Dataset excerpts

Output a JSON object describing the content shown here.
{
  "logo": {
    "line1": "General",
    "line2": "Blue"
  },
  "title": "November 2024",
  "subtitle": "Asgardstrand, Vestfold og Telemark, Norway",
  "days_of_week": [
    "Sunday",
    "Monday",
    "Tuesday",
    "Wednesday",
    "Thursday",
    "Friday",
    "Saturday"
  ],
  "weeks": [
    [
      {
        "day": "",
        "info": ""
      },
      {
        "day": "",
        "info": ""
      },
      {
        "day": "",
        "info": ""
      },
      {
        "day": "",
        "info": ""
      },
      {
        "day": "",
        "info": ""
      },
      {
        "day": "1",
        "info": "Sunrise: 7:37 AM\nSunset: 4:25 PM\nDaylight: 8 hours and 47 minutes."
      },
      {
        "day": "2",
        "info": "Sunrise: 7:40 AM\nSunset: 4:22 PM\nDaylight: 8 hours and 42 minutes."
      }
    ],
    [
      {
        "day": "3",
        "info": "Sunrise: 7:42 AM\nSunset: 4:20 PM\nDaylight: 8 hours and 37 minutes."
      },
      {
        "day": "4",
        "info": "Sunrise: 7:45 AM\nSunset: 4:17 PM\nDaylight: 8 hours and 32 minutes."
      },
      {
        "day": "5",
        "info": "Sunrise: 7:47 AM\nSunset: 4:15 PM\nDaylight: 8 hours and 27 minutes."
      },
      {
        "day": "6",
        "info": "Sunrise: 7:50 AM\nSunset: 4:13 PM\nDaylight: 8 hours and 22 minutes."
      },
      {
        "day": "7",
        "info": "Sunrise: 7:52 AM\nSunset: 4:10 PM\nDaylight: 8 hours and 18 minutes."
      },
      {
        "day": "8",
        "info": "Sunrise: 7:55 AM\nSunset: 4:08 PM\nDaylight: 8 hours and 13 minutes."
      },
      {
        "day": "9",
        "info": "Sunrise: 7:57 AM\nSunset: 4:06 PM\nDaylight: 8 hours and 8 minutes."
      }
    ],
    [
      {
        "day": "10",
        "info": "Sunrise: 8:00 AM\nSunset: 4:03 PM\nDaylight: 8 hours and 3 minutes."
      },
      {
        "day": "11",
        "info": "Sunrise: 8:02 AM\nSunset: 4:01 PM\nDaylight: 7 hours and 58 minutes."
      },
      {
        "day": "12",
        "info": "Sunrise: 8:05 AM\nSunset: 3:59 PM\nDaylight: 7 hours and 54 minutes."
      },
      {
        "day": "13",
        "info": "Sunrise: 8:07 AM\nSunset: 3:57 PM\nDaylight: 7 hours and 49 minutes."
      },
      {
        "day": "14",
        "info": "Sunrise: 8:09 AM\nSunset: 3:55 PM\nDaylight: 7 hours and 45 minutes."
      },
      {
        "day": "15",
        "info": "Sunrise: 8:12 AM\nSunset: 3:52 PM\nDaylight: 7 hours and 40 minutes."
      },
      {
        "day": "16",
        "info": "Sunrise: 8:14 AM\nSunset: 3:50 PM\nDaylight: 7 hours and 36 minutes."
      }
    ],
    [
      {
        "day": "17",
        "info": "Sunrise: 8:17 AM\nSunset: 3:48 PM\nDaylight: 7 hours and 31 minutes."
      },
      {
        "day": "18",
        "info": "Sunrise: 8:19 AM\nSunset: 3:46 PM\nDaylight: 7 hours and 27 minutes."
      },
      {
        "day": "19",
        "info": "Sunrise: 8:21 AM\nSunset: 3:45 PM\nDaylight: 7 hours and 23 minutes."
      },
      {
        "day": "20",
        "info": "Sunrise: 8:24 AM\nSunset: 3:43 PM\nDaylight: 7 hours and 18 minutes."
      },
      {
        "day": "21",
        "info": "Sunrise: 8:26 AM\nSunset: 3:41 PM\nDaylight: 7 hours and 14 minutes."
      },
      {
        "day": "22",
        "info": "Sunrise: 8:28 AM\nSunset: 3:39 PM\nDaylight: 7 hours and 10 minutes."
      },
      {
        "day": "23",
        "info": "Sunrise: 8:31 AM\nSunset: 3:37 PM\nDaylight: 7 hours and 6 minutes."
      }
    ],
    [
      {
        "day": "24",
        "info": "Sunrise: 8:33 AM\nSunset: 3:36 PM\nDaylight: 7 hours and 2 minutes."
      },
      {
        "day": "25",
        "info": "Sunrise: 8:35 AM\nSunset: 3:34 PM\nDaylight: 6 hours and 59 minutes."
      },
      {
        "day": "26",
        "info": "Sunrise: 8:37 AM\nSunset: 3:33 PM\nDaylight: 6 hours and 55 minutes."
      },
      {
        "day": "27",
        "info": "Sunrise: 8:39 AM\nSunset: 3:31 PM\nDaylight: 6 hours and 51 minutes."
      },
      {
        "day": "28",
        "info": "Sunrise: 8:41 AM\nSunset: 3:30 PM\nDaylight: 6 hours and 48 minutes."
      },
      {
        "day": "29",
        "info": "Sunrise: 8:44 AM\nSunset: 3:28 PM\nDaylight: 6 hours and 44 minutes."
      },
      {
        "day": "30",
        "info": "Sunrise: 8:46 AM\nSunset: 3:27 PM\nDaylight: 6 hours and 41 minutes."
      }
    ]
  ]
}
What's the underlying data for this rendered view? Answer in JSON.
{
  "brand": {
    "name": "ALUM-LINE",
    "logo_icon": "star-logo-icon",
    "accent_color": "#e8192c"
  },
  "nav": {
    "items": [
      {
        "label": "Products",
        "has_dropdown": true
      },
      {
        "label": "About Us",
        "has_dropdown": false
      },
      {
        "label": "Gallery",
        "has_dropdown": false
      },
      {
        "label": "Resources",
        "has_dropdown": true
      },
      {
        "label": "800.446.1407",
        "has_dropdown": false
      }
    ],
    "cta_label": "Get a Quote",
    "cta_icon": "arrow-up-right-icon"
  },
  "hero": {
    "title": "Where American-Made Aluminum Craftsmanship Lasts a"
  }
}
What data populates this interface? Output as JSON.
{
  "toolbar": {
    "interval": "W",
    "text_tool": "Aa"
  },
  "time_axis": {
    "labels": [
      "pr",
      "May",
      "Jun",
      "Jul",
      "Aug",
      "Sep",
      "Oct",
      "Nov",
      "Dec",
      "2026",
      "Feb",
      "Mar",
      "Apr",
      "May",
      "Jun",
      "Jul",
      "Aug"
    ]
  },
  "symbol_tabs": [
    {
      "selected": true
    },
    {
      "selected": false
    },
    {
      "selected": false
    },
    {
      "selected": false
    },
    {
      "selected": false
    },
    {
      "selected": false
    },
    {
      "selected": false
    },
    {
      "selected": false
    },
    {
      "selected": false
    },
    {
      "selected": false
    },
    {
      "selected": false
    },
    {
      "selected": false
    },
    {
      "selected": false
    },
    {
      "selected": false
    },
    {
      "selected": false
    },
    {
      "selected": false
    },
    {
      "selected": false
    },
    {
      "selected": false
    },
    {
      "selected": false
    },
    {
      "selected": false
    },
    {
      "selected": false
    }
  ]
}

Prompt
Report each line in the preceding entries that holds the string "icon".

Task response
    "logo_icon": "star-logo-icon",
    "cta_icon": "arrow-up-right-icon"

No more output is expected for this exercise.